What needs to be done
Copy all the data exactly, except the pictures.

The data
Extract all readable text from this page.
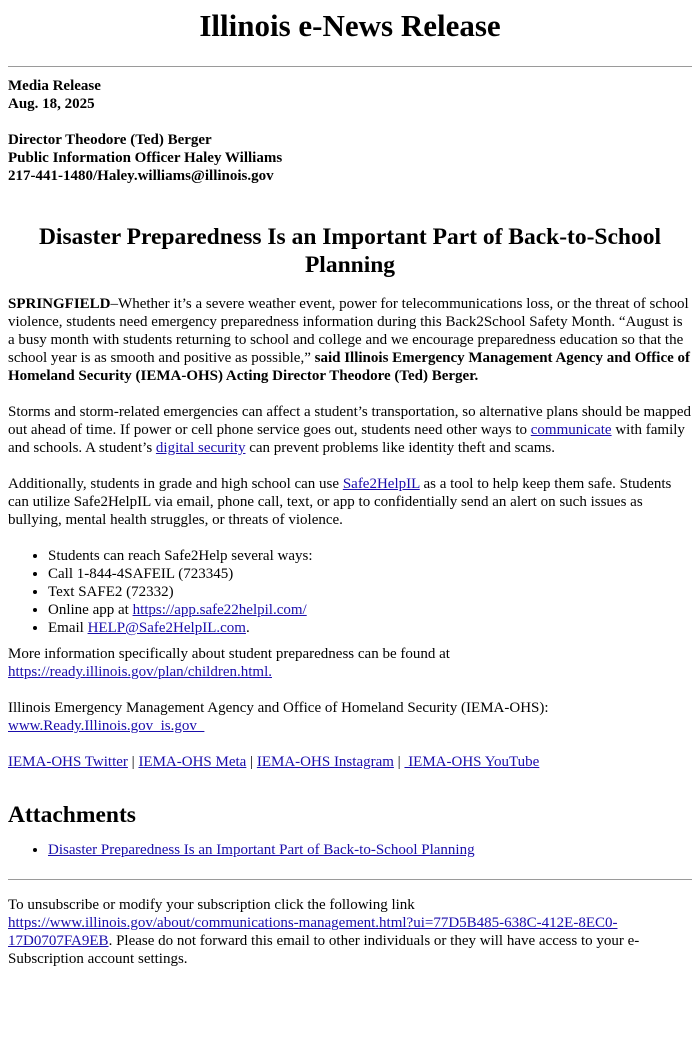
Illinois e-News Release

Media Release

Aug. 18, 2025

Director Theodore (Ted) Berger

Public Information Officer Haley Williams

217-441-1480/Haley.williams@illinois.gov

Disaster Preparedness Is an Important Part of Back-to-School Planning

SPRINGFIELD–Whether it’s a severe weather event, power for telecommunications loss, or the threat of school violence, students need emergency preparedness information during this Back2School Safety Month. “August is a busy month with students returning to school and college and we encourage preparedness education so that the school year is as smooth and positive as possible,” said Illinois Emergency Management Agency and Office of Homeland Security (IEMA-OHS) Acting Director Theodore (Ted) Berger.

Storms and storm-related emergencies can affect a student’s transportation, so alternative plans should be mapped out ahead of time. If power or cell phone service goes out, students need other ways to communicate with family and schools. A student’s digital security can prevent problems like identity theft and scams.

Additionally, students in grade and high school can use Safe2HelpIL as a tool to help keep them safe. Students can utilize Safe2HelpIL via email, phone call, text, or app to confidentially send an alert on such issues as bullying, mental health struggles, or threats of violence.

• Students can reach Safe2Help several ways:
• Call 1-844-4SAFEIL (723345)
• Text SAFE2 (72332)
• Online app at https://app.safe22helpil.com/
• Email HELP@Safe2HelpIL.com.

More information specifically about student preparedness can be found at https://ready.illinois.gov/plan/children.html.

Illinois Emergency Management Agency and Office of Homeland Security (IEMA-OHS): www.Ready.Illinois.gov  is.gov

IEMA-OHS Twitter | IEMA-OHS Meta | IEMA-OHS Instagram |  IEMA-OHS YouTube

Attachments
• Disaster Preparedness Is an Important Part of Back-to-School Planning

To unsubscribe or modify your subscription click the following link https://www.illinois.gov/about/communications-management.html?ui=77D5B485-638C-412E-8EC0-17D0707FA9EB. Please do not forward this email to other individuals or they will have access to your e-Subscription account settings.
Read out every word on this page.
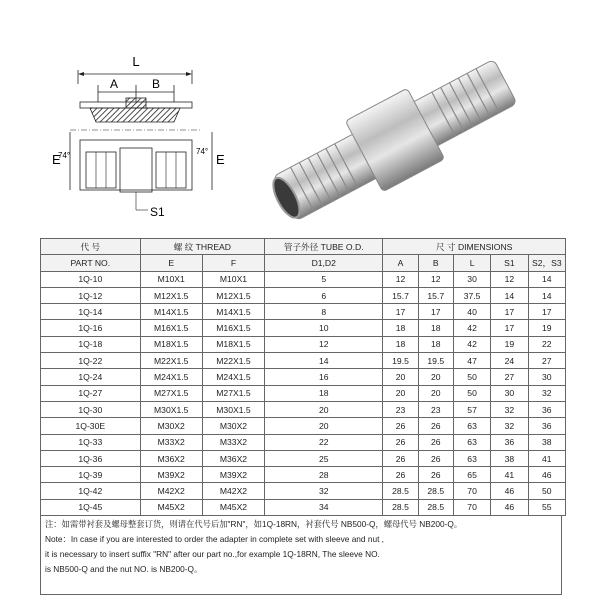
L
A	B
E	E
74°	74°
S1
代 号	螺 纹 THREAD		管子外径 TUBE O.D.	尺 寸 DIMENSIONS				
PART NO.	E	F	D1,D2	A	B	L	S1	S2，S3
1Q-10	M10X1	M10X1	5	12	12	30	12	14
1Q-12	M12X1.5	M12X1.5	6	15.7	15.7	37.5	14	14
1Q-14	M14X1.5	M14X1.5	8	17	17	40	17	17
1Q-16	M16X1.5	M16X1.5	10	18	18	42	17	19
1Q-18	M18X1.5	M18X1.5	12	18	18	42	19	22
1Q-22	M22X1.5	M22X1.5	14	19.5	19.5	47	24	27
1Q-24	M24X1.5	M24X1.5	16	20	20	50	27	30
1Q-27	M27X1.5	M27X1.5	18	20	20	50	30	32
1Q-30	M30X1.5	M30X1.5	20	23	23	57	32	36
1Q-30E	M30X2	M30X2	20	26	26	63	32	36
1Q-33	M33X2	M33X2	22	26	26	63	36	38
1Q-36	M36X2	M36X2	25	26	26	63	38	41
1Q-39	M39X2	M39X2	28	26	26	65	41	46
1Q-42	M42X2	M42X2	32	28.5	28.5	70	46	50
1Q-45	M45X2	M45X2	34	28.5	28.5	70	46	55
注：如需带衬套及螺母整套订货，则请在代号后加"RN"，如1Q-18RN，衬套代号 NB500-Q，螺母代号 NB200-Q。
Note：In case if you are interested to order the adapter in complete set with sleeve and nut ,
it is necessary to insert suffix "RN" after our part no.,for example 1Q-18RN, The sleeve NO.
is NB500-Q and the nut NO. is NB200-Q。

Worked solution
Extract all readable text from this page.
Illinois e-News Release

Media Release

Aug. 18, 2025

Director Theodore (Ted) Berger

Public Information Officer Haley Williams

217-441-1480/Haley.williams@illinois.gov

Disaster Preparedness Is an Important Part of Back-to-School Planning

SPRINGFIELD–Whether it’s a severe weather event, power for telecommunications loss, or the threat of school violence, students need emergency preparedness information during this Back2School Safety Month. “August is a busy month with students returning to school and college and we encourage preparedness education so that the school year is as smooth and positive as possible,” said Illinois Emergency Management Agency and Office of Homeland Security (IEMA-OHS) Acting Director Theodore (Ted) Berger.

Storms and storm-related emergencies can affect a student’s transportation, so alternative plans should be mapped out ahead of time. If power or cell phone service goes out, students need other ways to communicate with family and schools. A student’s digital security can prevent problems like identity theft and scams.

Additionally, students in grade and high school can use Safe2HelpIL as a tool to help keep them safe. Students can utilize Safe2HelpIL via email, phone call, text, or app to confidentially send an alert on such issues as bullying, mental health struggles, or threats of violence.

• Students can reach Safe2Help several ways:
• Call 1-844-4SAFEIL (723345)
• Text SAFE2 (72332)
• Online app at https://app.safe22helpil.com/
• Email HELP@Safe2HelpIL.com.

More information specifically about student preparedness can be found at https://ready.illinois.gov/plan/children.html.

Illinois Emergency Management Agency and Office of Homeland Security (IEMA-OHS): www.Ready.Illinois.gov  is.gov

IEMA-OHS Twitter | IEMA-OHS Meta | IEMA-OHS Instagram |  IEMA-OHS YouTube

Attachments
• Disaster Preparedness Is an Important Part of Back-to-School Planning

To unsubscribe or modify your subscription click the following link https://www.illinois.gov/about/communications-management.html?ui=77D5B485-638C-412E-8EC0-17D0707FA9EB. Please do not forward this email to other individuals or they will have access to your e-Subscription account settings.
Read out every word on this page.
L
A	B
E	E
74°	74°
S1
代 号	螺 纹 THREAD		管子外径 TUBE O.D.	尺 寸 DIMENSIONS				
PART NO.	E	F	D1,D2	A	B	L	S1	S2，S3
1Q-10	M10X1	M10X1	5	12	12	30	12	14
1Q-12	M12X1.5	M12X1.5	6	15.7	15.7	37.5	14	14
1Q-14	M14X1.5	M14X1.5	8	17	17	40	17	17
1Q-16	M16X1.5	M16X1.5	10	18	18	42	17	19
1Q-18	M18X1.5	M18X1.5	12	18	18	42	19	22
1Q-22	M22X1.5	M22X1.5	14	19.5	19.5	47	24	27
1Q-24	M24X1.5	M24X1.5	16	20	20	50	27	30
1Q-27	M27X1.5	M27X1.5	18	20	20	50	30	32
1Q-30	M30X1.5	M30X1.5	20	23	23	57	32	36
1Q-30E	M30X2	M30X2	20	26	26	63	32	36
1Q-33	M33X2	M33X2	22	26	26	63	36	38
1Q-36	M36X2	M36X2	25	26	26	63	38	41
1Q-39	M39X2	M39X2	28	26	26	65	41	46
1Q-42	M42X2	M42X2	32	28.5	28.5	70	46	50
1Q-45	M45X2	M45X2	34	28.5	28.5	70	46	55
注：如需带衬套及螺母整套订货，则请在代号后加"RN"，如1Q-18RN，衬套代号 NB500-Q，螺母代号 NB200-Q。
Note：In case if you are interested to order the adapter in complete set with sleeve and nut ,
it is necessary to insert suffix "RN" after our part no.,for example 1Q-18RN, The sleeve NO.
is NB500-Q and the nut NO. is NB200-Q。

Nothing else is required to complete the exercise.